[START]
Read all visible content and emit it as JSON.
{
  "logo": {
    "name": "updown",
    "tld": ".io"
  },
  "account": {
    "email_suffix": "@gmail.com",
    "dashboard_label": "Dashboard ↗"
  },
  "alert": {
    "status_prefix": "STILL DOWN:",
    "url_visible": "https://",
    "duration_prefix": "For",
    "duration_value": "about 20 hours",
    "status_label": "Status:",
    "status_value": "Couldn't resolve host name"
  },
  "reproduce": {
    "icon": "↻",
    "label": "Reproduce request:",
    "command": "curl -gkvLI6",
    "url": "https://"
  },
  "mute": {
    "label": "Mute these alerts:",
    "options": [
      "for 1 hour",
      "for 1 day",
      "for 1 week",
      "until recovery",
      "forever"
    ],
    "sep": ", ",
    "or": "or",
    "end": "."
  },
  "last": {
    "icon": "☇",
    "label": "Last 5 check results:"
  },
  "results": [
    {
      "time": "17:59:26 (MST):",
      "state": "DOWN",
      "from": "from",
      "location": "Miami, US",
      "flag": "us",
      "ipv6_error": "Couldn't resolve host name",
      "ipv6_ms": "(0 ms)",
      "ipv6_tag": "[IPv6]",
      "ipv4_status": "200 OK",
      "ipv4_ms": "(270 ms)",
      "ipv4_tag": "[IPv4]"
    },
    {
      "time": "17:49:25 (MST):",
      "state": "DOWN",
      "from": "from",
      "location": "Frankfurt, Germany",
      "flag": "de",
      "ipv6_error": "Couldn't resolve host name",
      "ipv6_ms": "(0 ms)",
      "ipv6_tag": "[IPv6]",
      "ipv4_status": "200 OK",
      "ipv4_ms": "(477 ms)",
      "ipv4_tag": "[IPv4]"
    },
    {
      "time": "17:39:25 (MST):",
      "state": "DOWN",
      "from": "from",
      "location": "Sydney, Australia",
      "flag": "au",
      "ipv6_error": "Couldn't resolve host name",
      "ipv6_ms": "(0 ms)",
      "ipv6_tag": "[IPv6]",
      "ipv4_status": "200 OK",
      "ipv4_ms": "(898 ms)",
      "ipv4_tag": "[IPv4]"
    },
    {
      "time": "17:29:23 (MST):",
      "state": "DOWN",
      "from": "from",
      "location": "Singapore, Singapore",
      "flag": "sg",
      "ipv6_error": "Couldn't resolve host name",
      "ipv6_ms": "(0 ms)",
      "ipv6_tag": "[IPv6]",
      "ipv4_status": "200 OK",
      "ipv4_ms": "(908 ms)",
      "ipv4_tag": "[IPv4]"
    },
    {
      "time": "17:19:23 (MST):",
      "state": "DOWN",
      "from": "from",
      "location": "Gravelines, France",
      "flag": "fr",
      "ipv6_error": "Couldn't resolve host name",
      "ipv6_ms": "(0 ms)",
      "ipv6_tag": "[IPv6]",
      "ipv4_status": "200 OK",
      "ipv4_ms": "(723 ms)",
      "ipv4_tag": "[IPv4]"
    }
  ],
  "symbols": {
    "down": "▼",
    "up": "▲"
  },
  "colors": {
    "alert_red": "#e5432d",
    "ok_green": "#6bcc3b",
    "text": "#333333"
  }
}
[END]
▸ **TASK TO COMPLETE**:
From the records above, extract every entry verbatim.

▸ **ANSWER TO THE TASK**:
Read all visible content and emit it as JSON.
{
  "logo": {
    "name": "updown",
    "tld": ".io"
  },
  "account": {
    "email_suffix": "@gmail.com",
    "dashboard_label": "Dashboard ↗"
  },
  "alert": {
    "status_prefix": "STILL DOWN:",
    "url_visible": "https://",
    "duration_prefix": "For",
    "duration_value": "about 20 hours",
    "status_label": "Status:",
    "status_value": "Couldn't resolve host name"
  },
  "reproduce": {
    "icon": "↻",
    "label": "Reproduce request:",
    "command": "curl -gkvLI6",
    "url": "https://"
  },
  "mute": {
    "label": "Mute these alerts:",
    "options": [
      "for 1 hour",
      "for 1 day",
      "for 1 week",
      "until recovery",
      "forever"
    ],
    "sep": ", ",
    "or": "or",
    "end": "."
  },
  "last": {
    "icon": "☇",
    "label": "Last 5 check results:"
  },
  "results": [
    {
      "time": "17:59:26 (MST):",
      "state": "DOWN",
      "from": "from",
      "location": "Miami, US",
      "flag": "us",
      "ipv6_error": "Couldn't resolve host name",
      "ipv6_ms": "(0 ms)",
      "ipv6_tag": "[IPv6]",
      "ipv4_status": "200 OK",
      "ipv4_ms": "(270 ms)",
      "ipv4_tag": "[IPv4]"
    },
    {
      "time": "17:49:25 (MST):",
      "state": "DOWN",
      "from": "from",
      "location": "Frankfurt, Germany",
      "flag": "de",
      "ipv6_error": "Couldn't resolve host name",
      "ipv6_ms": "(0 ms)",
      "ipv6_tag": "[IPv6]",
      "ipv4_status": "200 OK",
      "ipv4_ms": "(477 ms)",
      "ipv4_tag": "[IPv4]"
    },
    {
      "time": "17:39:25 (MST):",
      "state": "DOWN",
      "from": "from",
      "location": "Sydney, Australia",
      "flag": "au",
      "ipv6_error": "Couldn't resolve host name",
      "ipv6_ms": "(0 ms)",
      "ipv6_tag": "[IPv6]",
      "ipv4_status": "200 OK",
      "ipv4_ms": "(898 ms)",
      "ipv4_tag": "[IPv4]"
    },
    {
      "time": "17:29:23 (MST):",
      "state": "DOWN",
      "from": "from",
      "location": "Singapore, Singapore",
      "flag": "sg",
      "ipv6_error": "Couldn't resolve host name",
      "ipv6_ms": "(0 ms)",
      "ipv6_tag": "[IPv6]",
      "ipv4_status": "200 OK",
      "ipv4_ms": "(908 ms)",
      "ipv4_tag": "[IPv4]"
    },
    {
      "time": "17:19:23 (MST):",
      "state": "DOWN",
      "from": "from",
      "location": "Gravelines, France",
      "flag": "fr",
      "ipv6_error": "Couldn't resolve host name",
      "ipv6_ms": "(0 ms)",
      "ipv6_tag": "[IPv6]",
      "ipv4_status": "200 OK",
      "ipv4_ms": "(723 ms)",
      "ipv4_tag": "[IPv4]"
    }
  ],
  "symbols": {
    "down": "▼",
    "up": "▲"
  },
  "colors": {
    "alert_red": "#e5432d",
    "ok_green": "#6bcc3b",
    "text": "#333333"
  }
}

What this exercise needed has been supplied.